__The exercise__
Copy out the listing in full, exactly as written, but not its pictures.

__Supplied data__

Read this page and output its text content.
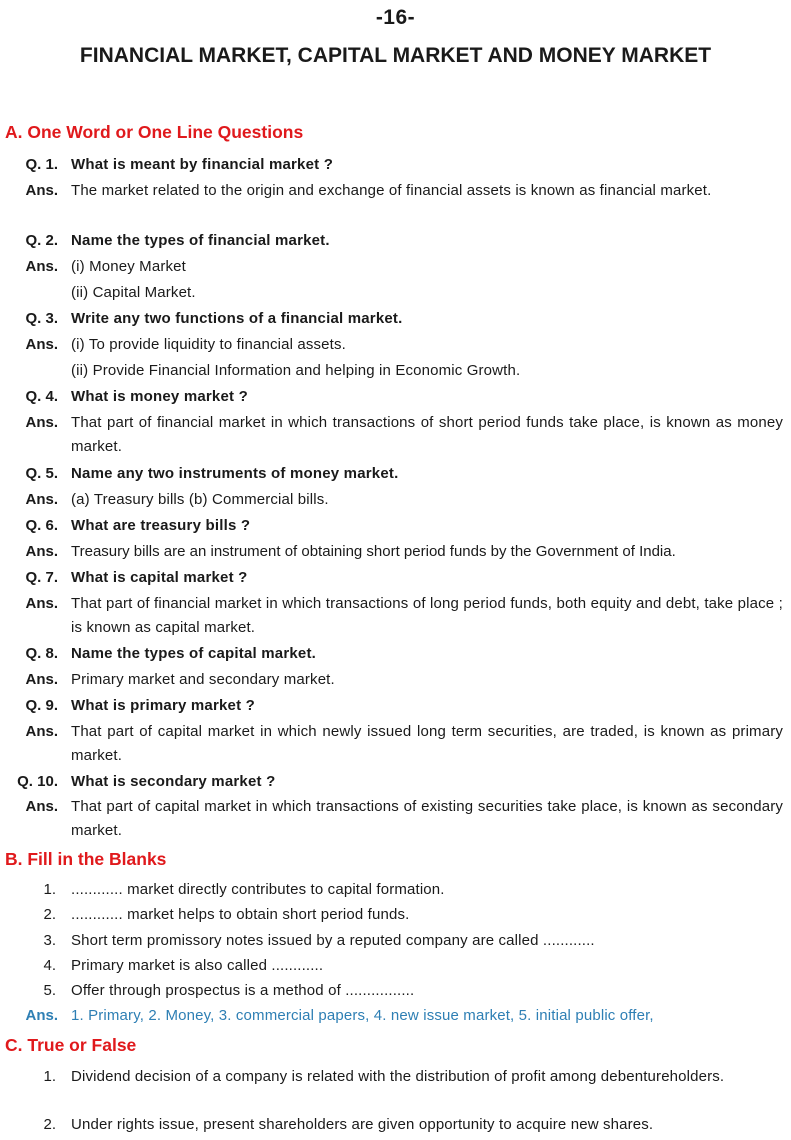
-16-
FINANCIAL MARKET, CAPITAL MARKET AND MONEY MARKET
A. One Word or One Line Questions
Q. 1. What is meant by financial market ?
Ans. The market related to the origin and exchange of financial assets is known as financial market.
Q. 2. Name the types of financial market.
Ans. (i) Money Market
(ii) Capital Market.
Q. 3. Write any two functions of a financial market.
Ans. (i) To provide liquidity to financial assets.
(ii) Provide Financial Information and helping in Economic Growth.
Q. 4. What is money market ?
Ans. That part of financial market in which transactions of short period funds take place, is known as money market.
Q. 5. Name any two instruments of money market.
Ans. (a) Treasury bills (b) Commercial bills.
Q. 6. What are treasury bills ?
Ans. Treasury bills are an instrument of obtaining short period funds by the Government of India.
Q. 7. What is capital market ?
Ans. That part of financial market in which transactions of long period funds, both equity and debt, take place ; is known as capital market.
Q. 8. Name the types of capital market.
Ans. Primary market and secondary market.
Q. 9. What is primary market ?
Ans. That part of capital market in which newly issued long term securities, are traded, is known as primary market.
Q. 10. What is secondary market ?
Ans. That part of capital market in which transactions of existing securities take place, is known as secondary market.
B. Fill in the Blanks
1. ............ market directly contributes to capital formation.
2. ............ market helps to obtain short period funds.
3. Short term promissory notes issued by a reputed company are called ............
4. Primary market is also called ............
5. Offer through prospectus is a method of ................
Ans. 1. Primary, 2. Money, 3. commercial papers, 4. new issue market, 5. initial public offer,
C. True or False
1. Dividend decision of a company is related with the distribution of profit among debentureholders.
2. Under rights issue, present shareholders are given opportunity to acquire new shares.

__Solution for this exercise__
Read this page and output its text content.
-16-
FINANCIAL MARKET, CAPITAL MARKET AND MONEY MARKET
A. One Word or One Line Questions
Q. 1. What is meant by financial market ?
Ans. The market related to the origin and exchange of financial assets is known as financial market.
Q. 2. Name the types of financial market.
Ans. (i) Money Market
(ii) Capital Market.
Q. 3. Write any two functions of a financial market.
Ans. (i) To provide liquidity to financial assets.
(ii) Provide Financial Information and helping in Economic Growth.
Q. 4. What is money market ?
Ans. That part of financial market in which transactions of short period funds take place, is known as money market.
Q. 5. Name any two instruments of money market.
Ans. (a) Treasury bills (b) Commercial bills.
Q. 6. What are treasury bills ?
Ans. Treasury bills are an instrument of obtaining short period funds by the Government of India.
Q. 7. What is capital market ?
Ans. That part of financial market in which transactions of long period funds, both equity and debt, take place ; is known as capital market.
Q. 8. Name the types of capital market.
Ans. Primary market and secondary market.
Q. 9. What is primary market ?
Ans. That part of capital market in which newly issued long term securities, are traded, is known as primary market.
Q. 10. What is secondary market ?
Ans. That part of capital market in which transactions of existing securities take place, is known as secondary market.
B. Fill in the Blanks
1. ............ market directly contributes to capital formation.
2. ............ market helps to obtain short period funds.
3. Short term promissory notes issued by a reputed company are called ............
4. Primary market is also called ............
5. Offer through prospectus is a method of ................
Ans. 1. Primary, 2. Money, 3. commercial papers, 4. new issue market, 5. initial public offer,
C. True or False
1. Dividend decision of a company is related with the distribution of profit among debentureholders.
2. Under rights issue, present shareholders are given opportunity to acquire new shares.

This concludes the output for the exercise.